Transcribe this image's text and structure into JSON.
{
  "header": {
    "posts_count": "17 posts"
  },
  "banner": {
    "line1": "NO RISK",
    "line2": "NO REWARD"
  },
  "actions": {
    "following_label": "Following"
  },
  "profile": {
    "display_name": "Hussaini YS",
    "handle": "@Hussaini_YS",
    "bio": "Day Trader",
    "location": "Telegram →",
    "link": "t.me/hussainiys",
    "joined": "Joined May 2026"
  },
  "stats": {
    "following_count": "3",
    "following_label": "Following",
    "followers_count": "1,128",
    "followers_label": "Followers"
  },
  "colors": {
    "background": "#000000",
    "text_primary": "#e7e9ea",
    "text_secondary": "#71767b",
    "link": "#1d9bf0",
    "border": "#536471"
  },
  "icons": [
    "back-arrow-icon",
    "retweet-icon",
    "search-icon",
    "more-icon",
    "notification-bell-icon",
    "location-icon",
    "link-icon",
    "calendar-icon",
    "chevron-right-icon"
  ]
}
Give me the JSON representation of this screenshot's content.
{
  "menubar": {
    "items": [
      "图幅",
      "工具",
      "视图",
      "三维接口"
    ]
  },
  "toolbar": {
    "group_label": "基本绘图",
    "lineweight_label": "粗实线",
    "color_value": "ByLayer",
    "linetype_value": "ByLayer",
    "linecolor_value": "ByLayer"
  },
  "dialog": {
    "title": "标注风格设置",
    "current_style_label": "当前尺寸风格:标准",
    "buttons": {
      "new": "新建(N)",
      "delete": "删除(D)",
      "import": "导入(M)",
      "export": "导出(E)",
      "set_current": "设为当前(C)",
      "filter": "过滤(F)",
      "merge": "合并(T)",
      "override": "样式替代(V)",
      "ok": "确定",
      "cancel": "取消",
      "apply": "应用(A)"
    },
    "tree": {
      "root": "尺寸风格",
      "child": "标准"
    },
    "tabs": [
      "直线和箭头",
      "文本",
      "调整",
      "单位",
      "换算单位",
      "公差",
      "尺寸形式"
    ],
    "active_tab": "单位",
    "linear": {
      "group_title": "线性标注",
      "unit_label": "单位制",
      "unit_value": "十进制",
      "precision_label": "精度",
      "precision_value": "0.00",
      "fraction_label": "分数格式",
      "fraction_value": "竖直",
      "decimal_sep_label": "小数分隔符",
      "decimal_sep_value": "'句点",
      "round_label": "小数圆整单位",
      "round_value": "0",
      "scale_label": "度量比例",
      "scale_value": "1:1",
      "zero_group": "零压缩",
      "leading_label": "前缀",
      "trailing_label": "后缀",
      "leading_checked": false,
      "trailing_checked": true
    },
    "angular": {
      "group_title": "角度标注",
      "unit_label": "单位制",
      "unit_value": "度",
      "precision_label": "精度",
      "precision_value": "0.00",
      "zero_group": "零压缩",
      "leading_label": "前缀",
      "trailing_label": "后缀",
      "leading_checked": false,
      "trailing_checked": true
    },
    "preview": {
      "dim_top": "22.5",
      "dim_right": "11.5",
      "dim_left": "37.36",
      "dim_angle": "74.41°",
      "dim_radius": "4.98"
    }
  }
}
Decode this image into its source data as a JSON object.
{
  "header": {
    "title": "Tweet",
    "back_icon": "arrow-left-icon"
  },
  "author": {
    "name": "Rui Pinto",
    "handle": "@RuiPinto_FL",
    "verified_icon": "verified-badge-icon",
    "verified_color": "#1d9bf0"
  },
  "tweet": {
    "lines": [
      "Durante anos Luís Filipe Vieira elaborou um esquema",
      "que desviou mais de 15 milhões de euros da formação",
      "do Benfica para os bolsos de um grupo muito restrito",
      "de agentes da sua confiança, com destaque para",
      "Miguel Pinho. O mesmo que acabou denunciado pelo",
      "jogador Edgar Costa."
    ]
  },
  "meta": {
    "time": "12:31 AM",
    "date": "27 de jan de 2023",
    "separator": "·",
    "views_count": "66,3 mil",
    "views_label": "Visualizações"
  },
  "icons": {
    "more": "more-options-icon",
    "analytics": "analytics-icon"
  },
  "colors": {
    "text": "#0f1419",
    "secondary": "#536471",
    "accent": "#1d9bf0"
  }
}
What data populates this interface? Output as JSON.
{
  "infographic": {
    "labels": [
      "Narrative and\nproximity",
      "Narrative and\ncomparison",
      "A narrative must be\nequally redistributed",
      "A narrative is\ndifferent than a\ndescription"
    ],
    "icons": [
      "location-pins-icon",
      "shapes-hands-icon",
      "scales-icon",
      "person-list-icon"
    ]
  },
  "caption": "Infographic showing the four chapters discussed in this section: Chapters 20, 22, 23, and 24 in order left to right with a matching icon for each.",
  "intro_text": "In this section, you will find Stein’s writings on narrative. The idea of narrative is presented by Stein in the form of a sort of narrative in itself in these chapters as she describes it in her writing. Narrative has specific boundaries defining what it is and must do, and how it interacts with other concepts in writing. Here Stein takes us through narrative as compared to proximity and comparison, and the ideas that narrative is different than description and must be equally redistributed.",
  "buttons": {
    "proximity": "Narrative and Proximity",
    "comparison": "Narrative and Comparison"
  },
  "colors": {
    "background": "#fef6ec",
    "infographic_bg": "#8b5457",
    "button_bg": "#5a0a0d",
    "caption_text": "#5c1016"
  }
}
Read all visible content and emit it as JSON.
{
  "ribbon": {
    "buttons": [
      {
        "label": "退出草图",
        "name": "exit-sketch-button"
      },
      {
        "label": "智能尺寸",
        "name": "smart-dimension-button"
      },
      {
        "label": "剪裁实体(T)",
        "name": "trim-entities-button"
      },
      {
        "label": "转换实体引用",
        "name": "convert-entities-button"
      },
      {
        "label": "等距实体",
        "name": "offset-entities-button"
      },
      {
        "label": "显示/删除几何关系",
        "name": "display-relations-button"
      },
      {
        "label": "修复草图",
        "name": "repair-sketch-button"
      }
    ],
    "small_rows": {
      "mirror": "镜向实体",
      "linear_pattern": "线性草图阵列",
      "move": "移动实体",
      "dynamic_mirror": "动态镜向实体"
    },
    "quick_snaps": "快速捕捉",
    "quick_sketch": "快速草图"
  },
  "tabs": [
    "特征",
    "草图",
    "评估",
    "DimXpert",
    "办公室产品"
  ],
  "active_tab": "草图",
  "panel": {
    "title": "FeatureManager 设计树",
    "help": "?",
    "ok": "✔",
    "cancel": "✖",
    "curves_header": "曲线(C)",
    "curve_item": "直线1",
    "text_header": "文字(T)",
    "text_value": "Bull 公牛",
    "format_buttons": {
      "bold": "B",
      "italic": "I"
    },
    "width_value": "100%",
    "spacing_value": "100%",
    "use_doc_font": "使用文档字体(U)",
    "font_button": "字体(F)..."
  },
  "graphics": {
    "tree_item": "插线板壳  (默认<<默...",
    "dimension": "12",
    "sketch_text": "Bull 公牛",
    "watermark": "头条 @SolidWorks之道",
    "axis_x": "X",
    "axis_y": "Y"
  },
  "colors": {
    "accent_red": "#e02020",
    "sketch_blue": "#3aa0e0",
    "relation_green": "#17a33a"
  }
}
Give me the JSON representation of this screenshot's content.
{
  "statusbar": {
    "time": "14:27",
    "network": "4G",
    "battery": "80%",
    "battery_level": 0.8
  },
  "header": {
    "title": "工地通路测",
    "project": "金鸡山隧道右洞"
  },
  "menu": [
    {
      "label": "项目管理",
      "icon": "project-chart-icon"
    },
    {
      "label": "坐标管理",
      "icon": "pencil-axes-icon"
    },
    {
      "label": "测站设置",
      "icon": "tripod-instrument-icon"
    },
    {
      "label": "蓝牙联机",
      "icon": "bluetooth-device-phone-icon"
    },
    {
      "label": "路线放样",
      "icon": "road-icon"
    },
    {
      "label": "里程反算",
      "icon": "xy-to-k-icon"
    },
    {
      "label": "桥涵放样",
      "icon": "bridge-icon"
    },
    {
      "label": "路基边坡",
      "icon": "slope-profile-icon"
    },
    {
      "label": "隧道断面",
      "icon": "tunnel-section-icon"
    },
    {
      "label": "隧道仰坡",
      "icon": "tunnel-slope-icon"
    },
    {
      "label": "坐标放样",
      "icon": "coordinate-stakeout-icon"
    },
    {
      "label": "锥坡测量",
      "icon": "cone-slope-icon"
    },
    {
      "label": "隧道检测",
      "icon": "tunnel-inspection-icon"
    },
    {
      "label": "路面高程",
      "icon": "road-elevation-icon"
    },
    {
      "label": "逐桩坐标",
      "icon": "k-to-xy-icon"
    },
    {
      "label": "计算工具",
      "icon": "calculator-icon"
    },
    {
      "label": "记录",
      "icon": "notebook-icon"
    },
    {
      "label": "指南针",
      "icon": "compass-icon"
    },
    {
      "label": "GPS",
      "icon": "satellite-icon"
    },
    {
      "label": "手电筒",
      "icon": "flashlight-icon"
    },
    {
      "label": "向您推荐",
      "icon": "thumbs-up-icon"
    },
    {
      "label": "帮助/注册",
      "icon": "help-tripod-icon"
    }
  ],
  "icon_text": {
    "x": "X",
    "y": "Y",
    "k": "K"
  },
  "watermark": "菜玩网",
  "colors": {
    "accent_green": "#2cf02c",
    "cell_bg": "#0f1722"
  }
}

* [SHORT PROBLEM] Say how many lines in the records hold "link", with the number as the whole reply.

* [FULL SOLUTION] 3